THE EXERCISE
From the entries below, pull out each line where "murakkab" appears.
§ §
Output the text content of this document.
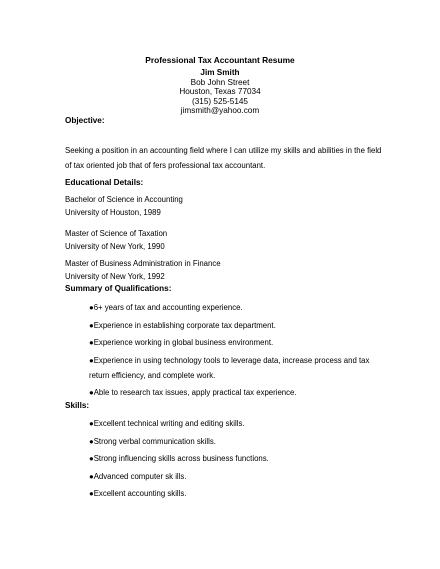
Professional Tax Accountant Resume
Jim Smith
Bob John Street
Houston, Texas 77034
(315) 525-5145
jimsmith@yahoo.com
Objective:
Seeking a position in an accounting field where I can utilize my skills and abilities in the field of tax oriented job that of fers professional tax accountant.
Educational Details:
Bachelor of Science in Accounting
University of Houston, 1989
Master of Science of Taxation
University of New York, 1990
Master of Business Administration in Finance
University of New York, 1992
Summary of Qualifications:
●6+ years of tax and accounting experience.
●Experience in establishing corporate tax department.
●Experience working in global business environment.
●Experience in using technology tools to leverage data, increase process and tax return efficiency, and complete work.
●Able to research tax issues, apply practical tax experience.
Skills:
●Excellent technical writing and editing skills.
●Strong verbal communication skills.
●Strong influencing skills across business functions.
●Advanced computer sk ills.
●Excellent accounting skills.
§ §
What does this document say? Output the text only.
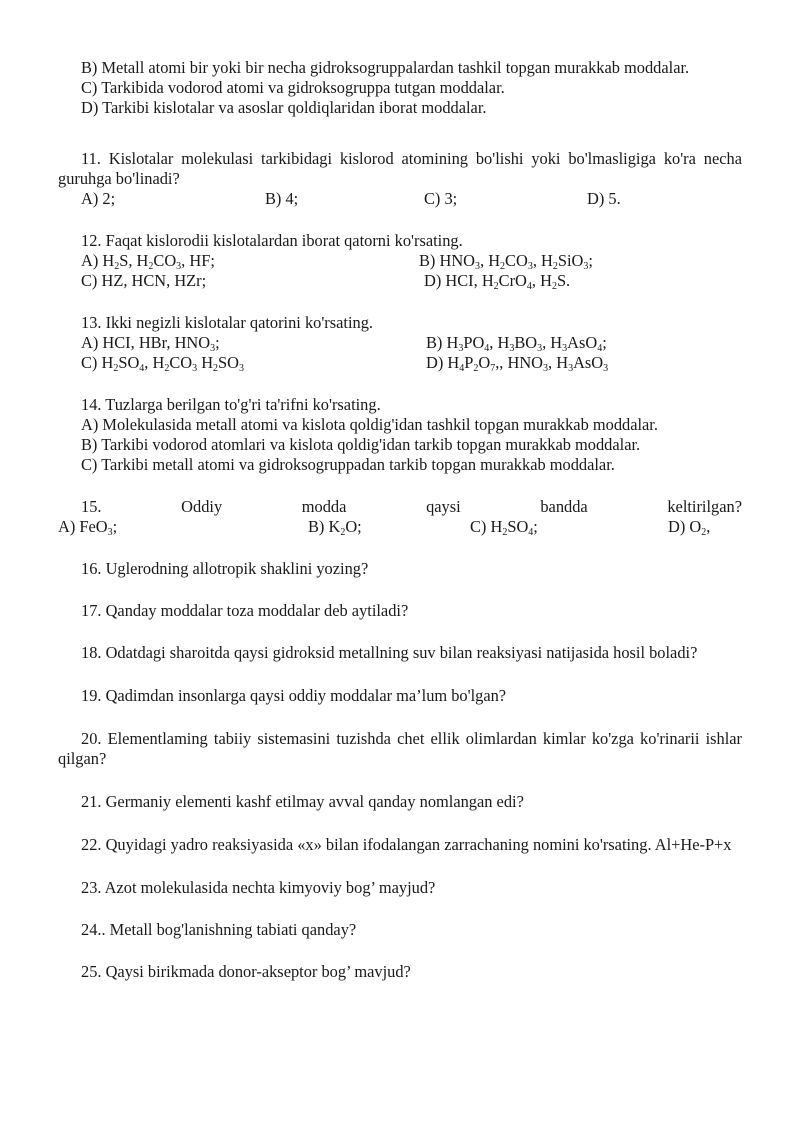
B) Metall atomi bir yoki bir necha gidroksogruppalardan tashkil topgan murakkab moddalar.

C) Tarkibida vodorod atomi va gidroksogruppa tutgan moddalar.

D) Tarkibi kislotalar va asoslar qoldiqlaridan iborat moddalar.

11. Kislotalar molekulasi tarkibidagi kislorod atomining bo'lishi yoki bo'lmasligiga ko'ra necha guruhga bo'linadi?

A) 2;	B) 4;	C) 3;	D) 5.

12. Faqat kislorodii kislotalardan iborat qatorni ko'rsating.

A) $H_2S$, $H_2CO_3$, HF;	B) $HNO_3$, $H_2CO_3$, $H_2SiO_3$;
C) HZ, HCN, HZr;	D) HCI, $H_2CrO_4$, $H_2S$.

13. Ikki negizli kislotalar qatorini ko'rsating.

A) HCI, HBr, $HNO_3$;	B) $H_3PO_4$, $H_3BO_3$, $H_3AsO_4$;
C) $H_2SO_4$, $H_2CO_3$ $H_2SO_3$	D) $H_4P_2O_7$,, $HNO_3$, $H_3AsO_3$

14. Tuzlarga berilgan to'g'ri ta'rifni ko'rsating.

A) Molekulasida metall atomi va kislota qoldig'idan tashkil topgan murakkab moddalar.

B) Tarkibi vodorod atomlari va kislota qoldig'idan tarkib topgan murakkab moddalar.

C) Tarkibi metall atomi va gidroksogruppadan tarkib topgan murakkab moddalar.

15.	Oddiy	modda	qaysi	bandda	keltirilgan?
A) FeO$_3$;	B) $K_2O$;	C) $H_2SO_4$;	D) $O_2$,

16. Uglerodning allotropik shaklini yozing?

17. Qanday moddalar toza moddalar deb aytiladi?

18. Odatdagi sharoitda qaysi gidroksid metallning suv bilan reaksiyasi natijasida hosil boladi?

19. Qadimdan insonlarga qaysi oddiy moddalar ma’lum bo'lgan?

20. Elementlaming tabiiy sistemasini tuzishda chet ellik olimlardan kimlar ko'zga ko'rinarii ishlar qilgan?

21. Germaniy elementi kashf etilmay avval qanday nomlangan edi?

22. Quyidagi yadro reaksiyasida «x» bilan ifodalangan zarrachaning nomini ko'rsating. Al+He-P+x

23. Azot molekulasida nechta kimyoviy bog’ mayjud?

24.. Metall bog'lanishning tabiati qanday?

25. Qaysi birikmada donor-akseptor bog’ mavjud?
§ §
WRITTEN RESPONSE
B) Metall atomi bir yoki bir necha gidroksogruppalardan tashkil topgan murakkab moddalar.
A) Molekulasida metall atomi va kislota qoldig'idan tashkil topgan murakkab moddalar.
B) Tarkibi vodorod atomlari va kislota qoldig'idan tarkib topgan murakkab moddalar.
C) Tarkibi metall atomi va gidroksogruppadan tarkib topgan murakkab moddalar.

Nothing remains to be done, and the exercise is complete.